# WHAT THE EXERCISE ASKS
Output the entries verbatim, including every line.

[start MATERIAL SHOWN]

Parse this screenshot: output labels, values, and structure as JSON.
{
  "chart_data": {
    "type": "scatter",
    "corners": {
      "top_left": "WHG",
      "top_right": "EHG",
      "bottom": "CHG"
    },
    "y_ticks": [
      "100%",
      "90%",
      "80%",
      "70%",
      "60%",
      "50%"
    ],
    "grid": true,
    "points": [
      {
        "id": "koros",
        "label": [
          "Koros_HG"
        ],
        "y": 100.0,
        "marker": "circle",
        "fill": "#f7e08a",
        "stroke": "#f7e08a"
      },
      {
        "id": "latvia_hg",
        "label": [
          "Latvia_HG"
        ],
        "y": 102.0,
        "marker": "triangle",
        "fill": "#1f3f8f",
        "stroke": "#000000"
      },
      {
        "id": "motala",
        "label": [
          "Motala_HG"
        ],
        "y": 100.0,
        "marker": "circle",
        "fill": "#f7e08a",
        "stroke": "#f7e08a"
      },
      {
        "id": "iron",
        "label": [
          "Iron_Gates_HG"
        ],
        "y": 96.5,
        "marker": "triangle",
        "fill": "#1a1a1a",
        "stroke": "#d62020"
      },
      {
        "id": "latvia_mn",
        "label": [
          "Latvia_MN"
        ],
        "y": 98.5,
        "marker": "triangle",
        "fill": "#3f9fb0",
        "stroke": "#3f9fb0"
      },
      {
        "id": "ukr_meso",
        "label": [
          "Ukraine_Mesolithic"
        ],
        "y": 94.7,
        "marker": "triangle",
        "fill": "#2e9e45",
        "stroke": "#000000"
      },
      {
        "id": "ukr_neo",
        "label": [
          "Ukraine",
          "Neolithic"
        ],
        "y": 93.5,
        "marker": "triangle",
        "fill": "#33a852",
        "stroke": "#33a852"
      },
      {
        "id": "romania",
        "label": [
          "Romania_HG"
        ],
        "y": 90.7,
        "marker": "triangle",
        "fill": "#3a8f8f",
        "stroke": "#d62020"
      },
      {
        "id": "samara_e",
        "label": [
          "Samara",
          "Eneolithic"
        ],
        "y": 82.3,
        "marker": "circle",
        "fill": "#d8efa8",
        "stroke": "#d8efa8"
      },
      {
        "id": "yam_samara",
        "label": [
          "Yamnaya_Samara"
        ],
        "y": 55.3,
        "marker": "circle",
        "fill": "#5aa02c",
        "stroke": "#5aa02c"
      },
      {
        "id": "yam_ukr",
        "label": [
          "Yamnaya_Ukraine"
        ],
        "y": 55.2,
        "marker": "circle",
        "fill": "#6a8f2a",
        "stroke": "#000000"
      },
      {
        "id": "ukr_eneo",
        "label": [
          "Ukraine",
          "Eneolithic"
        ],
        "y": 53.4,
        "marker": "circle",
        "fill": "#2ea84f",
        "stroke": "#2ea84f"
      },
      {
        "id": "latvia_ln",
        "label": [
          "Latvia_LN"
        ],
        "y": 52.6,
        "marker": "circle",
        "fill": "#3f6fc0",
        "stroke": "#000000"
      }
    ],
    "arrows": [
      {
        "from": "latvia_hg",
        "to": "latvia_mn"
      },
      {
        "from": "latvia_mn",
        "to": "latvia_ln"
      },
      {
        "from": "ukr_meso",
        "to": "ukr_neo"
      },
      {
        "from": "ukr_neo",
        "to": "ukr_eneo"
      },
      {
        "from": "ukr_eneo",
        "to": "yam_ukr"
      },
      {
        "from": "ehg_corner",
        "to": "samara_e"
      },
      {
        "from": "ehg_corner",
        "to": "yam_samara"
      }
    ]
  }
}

[end MATERIAL SHOWN]

# FINAL RESULT
Parse this screenshot: output labels, values, and structure as JSON.
{
  "chart_data": {
    "type": "scatter",
    "corners": {
      "top_left": "WHG",
      "top_right": "EHG",
      "bottom": "CHG"
    },
    "y_ticks": [
      "100%",
      "90%",
      "80%",
      "70%",
      "60%",
      "50%"
    ],
    "grid": true,
    "points": [
      {
        "id": "koros",
        "label": [
          "Koros_HG"
        ],
        "y": 100.0,
        "marker": "circle",
        "fill": "#f7e08a",
        "stroke": "#f7e08a"
      },
      {
        "id": "latvia_hg",
        "label": [
          "Latvia_HG"
        ],
        "y": 102.0,
        "marker": "triangle",
        "fill": "#1f3f8f",
        "stroke": "#000000"
      },
      {
        "id": "motala",
        "label": [
          "Motala_HG"
        ],
        "y": 100.0,
        "marker": "circle",
        "fill": "#f7e08a",
        "stroke": "#f7e08a"
      },
      {
        "id": "iron",
        "label": [
          "Iron_Gates_HG"
        ],
        "y": 96.5,
        "marker": "triangle",
        "fill": "#1a1a1a",
        "stroke": "#d62020"
      },
      {
        "id": "latvia_mn",
        "label": [
          "Latvia_MN"
        ],
        "y": 98.5,
        "marker": "triangle",
        "fill": "#3f9fb0",
        "stroke": "#3f9fb0"
      },
      {
        "id": "ukr_meso",
        "label": [
          "Ukraine_Mesolithic"
        ],
        "y": 94.7,
        "marker": "triangle",
        "fill": "#2e9e45",
        "stroke": "#000000"
      },
      {
        "id": "ukr_neo",
        "label": [
          "Ukraine",
          "Neolithic"
        ],
        "y": 93.5,
        "marker": "triangle",
        "fill": "#33a852",
        "stroke": "#33a852"
      },
      {
        "id": "romania",
        "label": [
          "Romania_HG"
        ],
        "y": 90.7,
        "marker": "triangle",
        "fill": "#3a8f8f",
        "stroke": "#d62020"
      },
      {
        "id": "samara_e",
        "label": [
          "Samara",
          "Eneolithic"
        ],
        "y": 82.3,
        "marker": "circle",
        "fill": "#d8efa8",
        "stroke": "#d8efa8"
      },
      {
        "id": "yam_samara",
        "label": [
          "Yamnaya_Samara"
        ],
        "y": 55.3,
        "marker": "circle",
        "fill": "#5aa02c",
        "stroke": "#5aa02c"
      },
      {
        "id": "yam_ukr",
        "label": [
          "Yamnaya_Ukraine"
        ],
        "y": 55.2,
        "marker": "circle",
        "fill": "#6a8f2a",
        "stroke": "#000000"
      },
      {
        "id": "ukr_eneo",
        "label": [
          "Ukraine",
          "Eneolithic"
        ],
        "y": 53.4,
        "marker": "circle",
        "fill": "#2ea84f",
        "stroke": "#2ea84f"
      },
      {
        "id": "latvia_ln",
        "label": [
          "Latvia_LN"
        ],
        "y": 52.6,
        "marker": "circle",
        "fill": "#3f6fc0",
        "stroke": "#000000"
      }
    ],
    "arrows": [
      {
        "from": "latvia_hg",
        "to": "latvia_mn"
      },
      {
        "from": "latvia_mn",
        "to": "latvia_ln"
      },
      {
        "from": "ukr_meso",
        "to": "ukr_neo"
      },
      {
        "from": "ukr_neo",
        "to": "ukr_eneo"
      },
      {
        "from": "ukr_eneo",
        "to": "yam_ukr"
      },
      {
        "from": "ehg_corner",
        "to": "samara_e"
      },
      {
        "from": "ehg_corner",
        "to": "yam_samara"
      }
    ]
  }
}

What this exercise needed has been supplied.